**WHAT THE TASK REQUIRES**
Locate the string "title" throughout the material and copy every line in which it occurs.

□ □ □ □

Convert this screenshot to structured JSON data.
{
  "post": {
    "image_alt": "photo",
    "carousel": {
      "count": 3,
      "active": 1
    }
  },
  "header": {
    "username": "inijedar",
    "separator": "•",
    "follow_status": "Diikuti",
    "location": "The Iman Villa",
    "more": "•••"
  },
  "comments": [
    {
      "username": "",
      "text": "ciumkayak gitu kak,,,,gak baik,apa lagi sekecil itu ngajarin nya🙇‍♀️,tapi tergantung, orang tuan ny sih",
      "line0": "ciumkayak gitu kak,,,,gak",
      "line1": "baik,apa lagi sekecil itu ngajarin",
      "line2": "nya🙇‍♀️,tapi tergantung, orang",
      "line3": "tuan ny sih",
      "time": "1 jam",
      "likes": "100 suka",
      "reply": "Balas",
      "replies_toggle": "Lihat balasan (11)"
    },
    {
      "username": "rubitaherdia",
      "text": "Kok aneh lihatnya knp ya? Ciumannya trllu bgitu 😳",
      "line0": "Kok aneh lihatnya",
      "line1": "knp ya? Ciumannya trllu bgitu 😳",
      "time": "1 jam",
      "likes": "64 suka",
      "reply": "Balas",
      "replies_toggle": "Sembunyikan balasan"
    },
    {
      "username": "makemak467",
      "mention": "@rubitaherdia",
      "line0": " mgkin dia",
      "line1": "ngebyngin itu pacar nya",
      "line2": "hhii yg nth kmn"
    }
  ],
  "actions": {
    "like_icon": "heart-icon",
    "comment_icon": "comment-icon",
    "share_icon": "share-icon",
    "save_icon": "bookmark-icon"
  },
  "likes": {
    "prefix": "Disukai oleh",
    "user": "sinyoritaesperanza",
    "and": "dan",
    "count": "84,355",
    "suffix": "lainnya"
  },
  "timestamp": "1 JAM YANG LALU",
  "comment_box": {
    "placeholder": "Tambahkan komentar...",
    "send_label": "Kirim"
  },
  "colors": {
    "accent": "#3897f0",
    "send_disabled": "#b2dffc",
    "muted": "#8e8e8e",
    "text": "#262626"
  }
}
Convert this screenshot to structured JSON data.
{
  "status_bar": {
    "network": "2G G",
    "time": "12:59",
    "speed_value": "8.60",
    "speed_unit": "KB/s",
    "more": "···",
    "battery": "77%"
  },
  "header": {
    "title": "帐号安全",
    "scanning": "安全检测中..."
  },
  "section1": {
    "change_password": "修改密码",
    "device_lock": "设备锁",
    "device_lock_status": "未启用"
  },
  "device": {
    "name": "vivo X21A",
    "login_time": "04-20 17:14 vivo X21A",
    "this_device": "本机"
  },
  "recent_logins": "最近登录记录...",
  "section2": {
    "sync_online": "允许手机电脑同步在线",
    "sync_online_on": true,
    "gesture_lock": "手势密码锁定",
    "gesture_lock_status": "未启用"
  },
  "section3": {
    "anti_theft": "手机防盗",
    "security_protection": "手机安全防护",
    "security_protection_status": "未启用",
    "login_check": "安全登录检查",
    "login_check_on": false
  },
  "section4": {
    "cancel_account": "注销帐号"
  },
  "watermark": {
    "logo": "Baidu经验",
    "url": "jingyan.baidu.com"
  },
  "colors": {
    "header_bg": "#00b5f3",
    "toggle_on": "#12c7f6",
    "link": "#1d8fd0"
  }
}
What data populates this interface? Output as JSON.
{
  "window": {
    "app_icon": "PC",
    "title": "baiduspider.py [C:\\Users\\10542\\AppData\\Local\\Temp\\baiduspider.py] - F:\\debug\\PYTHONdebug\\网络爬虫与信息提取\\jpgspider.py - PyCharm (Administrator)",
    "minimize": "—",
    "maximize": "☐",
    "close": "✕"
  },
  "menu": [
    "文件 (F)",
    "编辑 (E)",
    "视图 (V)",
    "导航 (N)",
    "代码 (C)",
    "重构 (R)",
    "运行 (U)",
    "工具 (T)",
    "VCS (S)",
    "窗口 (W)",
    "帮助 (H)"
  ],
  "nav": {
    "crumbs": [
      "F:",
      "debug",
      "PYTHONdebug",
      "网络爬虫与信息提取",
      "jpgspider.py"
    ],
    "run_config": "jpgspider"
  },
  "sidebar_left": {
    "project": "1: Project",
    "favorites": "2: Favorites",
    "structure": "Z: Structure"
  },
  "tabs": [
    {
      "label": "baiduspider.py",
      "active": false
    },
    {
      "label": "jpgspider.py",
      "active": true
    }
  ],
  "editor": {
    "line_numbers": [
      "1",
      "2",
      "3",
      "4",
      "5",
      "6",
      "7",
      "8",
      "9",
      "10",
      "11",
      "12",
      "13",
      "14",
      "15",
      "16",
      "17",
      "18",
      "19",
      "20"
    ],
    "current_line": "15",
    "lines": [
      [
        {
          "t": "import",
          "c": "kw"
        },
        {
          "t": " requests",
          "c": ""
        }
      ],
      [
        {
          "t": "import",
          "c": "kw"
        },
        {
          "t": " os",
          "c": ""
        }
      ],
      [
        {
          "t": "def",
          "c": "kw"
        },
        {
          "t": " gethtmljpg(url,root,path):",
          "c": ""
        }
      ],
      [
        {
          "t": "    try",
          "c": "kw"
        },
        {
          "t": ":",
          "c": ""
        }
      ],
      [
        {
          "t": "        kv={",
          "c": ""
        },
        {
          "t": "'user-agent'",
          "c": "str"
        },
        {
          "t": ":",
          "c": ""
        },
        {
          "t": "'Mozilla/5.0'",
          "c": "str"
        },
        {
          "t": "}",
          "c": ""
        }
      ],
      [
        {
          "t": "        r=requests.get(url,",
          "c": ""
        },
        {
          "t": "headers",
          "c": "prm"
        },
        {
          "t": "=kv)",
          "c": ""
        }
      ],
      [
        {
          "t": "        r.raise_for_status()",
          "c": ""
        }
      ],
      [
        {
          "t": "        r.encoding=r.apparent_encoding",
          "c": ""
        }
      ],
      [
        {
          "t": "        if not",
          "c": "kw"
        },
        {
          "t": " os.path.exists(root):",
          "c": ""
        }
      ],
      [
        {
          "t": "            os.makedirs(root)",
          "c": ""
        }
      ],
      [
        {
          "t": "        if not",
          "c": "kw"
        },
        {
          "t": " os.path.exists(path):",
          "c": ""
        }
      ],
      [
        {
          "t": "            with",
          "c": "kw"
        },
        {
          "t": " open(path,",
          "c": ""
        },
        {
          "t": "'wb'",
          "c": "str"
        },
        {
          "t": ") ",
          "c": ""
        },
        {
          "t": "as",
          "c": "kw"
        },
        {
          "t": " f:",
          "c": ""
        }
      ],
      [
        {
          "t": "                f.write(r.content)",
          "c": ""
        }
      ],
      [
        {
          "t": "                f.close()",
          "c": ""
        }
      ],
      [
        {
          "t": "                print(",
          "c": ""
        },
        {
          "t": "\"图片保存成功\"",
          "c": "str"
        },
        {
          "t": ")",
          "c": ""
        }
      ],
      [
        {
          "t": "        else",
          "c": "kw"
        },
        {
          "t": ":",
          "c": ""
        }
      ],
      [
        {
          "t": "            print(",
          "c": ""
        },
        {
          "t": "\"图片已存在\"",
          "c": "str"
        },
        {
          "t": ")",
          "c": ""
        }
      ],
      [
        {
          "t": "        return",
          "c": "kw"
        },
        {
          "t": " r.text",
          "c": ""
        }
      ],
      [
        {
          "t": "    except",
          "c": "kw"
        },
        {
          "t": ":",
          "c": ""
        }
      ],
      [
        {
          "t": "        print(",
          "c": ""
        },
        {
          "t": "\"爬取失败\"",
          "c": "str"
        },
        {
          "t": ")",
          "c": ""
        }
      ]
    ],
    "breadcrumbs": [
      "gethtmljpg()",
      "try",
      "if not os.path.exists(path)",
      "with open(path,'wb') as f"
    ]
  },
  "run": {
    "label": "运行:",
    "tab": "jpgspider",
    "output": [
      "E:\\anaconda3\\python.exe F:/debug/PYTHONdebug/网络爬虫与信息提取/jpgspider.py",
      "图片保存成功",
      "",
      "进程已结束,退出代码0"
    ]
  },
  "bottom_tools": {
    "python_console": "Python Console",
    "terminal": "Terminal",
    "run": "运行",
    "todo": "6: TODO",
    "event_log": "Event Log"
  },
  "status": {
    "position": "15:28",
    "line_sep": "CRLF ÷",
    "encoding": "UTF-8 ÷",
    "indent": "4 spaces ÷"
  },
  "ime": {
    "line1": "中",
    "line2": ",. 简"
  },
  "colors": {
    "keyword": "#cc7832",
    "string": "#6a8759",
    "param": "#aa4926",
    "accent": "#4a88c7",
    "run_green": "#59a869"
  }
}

□ □ □ □

**RESPONSE TO THE EXERCISE**
    "title": "帐号安全",
    "title": "baiduspider.py [C:\\Users\\10542\\AppData\\Local\\Temp\\baiduspider.py] - F:\\debug\\PYTHONdebug\\网络爬虫与信息提取\\jpgspider.py - PyCharm (Administrator)",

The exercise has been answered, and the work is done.